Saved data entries
+ + +

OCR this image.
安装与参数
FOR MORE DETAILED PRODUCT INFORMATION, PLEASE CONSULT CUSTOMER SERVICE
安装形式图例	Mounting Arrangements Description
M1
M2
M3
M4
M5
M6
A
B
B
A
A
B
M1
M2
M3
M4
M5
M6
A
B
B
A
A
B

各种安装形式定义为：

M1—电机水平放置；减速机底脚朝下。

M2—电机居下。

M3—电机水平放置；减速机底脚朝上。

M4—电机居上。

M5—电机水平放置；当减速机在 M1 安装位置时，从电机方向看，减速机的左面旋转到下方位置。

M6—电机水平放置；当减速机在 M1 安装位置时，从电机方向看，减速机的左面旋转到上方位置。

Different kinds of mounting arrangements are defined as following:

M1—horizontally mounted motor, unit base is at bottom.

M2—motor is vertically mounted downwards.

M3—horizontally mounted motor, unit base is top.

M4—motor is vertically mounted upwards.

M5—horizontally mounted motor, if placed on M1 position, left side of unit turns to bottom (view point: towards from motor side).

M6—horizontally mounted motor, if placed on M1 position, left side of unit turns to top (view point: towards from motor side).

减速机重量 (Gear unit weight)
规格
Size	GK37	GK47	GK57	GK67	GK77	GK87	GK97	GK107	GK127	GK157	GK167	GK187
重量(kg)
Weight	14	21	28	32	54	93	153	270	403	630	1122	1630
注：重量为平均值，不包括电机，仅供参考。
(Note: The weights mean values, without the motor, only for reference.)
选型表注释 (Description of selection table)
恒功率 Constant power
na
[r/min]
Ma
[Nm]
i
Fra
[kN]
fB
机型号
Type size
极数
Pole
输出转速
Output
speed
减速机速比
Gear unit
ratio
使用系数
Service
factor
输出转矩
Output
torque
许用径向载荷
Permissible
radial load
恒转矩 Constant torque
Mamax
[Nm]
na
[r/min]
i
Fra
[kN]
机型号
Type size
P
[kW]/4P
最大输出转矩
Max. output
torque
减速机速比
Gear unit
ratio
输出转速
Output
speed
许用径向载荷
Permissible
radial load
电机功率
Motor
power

+ + +

Written instruction => Copy out all of the records above with nothing altered.

Answer for this exercise =>
OCR this image.
安装与参数
FOR MORE DETAILED PRODUCT INFORMATION, PLEASE CONSULT CUSTOMER SERVICE
安装形式图例	Mounting Arrangements Description
M1
M2
M3
M4
M5
M6
A
B
B
A
A
B
M1
M2
M3
M4
M5
M6
A
B
B
A
A
B

各种安装形式定义为：

M1—电机水平放置；减速机底脚朝下。

M2—电机居下。

M3—电机水平放置；减速机底脚朝上。

M4—电机居上。

M5—电机水平放置；当减速机在 M1 安装位置时，从电机方向看，减速机的左面旋转到下方位置。

M6—电机水平放置；当减速机在 M1 安装位置时，从电机方向看，减速机的左面旋转到上方位置。

Different kinds of mounting arrangements are defined as following:

M1—horizontally mounted motor, unit base is at bottom.

M2—motor is vertically mounted downwards.

M3—horizontally mounted motor, unit base is top.

M4—motor is vertically mounted upwards.

M5—horizontally mounted motor, if placed on M1 position, left side of unit turns to bottom (view point: towards from motor side).

M6—horizontally mounted motor, if placed on M1 position, left side of unit turns to top (view point: towards from motor side).

减速机重量 (Gear unit weight)
规格
Size	GK37	GK47	GK57	GK67	GK77	GK87	GK97	GK107	GK127	GK157	GK167	GK187
重量(kg)
Weight	14	21	28	32	54	93	153	270	403	630	1122	1630
注：重量为平均值，不包括电机，仅供参考。
(Note: The weights mean values, without the motor, only for reference.)
选型表注释 (Description of selection table)
恒功率 Constant power
na
[r/min]
Ma
[Nm]
i
Fra
[kN]
fB
机型号
Type size
极数
Pole
输出转速
Output
speed
减速机速比
Gear unit
ratio
使用系数
Service
factor
输出转矩
Output
torque
许用径向载荷
Permissible
radial load
恒转矩 Constant torque
Mamax
[Nm]
na
[r/min]
i
Fra
[kN]
机型号
Type size
P
[kW]/4P
最大输出转矩
Max. output
torque
减速机速比
Gear unit
ratio
输出转速
Output
speed
许用径向载荷
Permissible
radial load
电机功率
Motor
power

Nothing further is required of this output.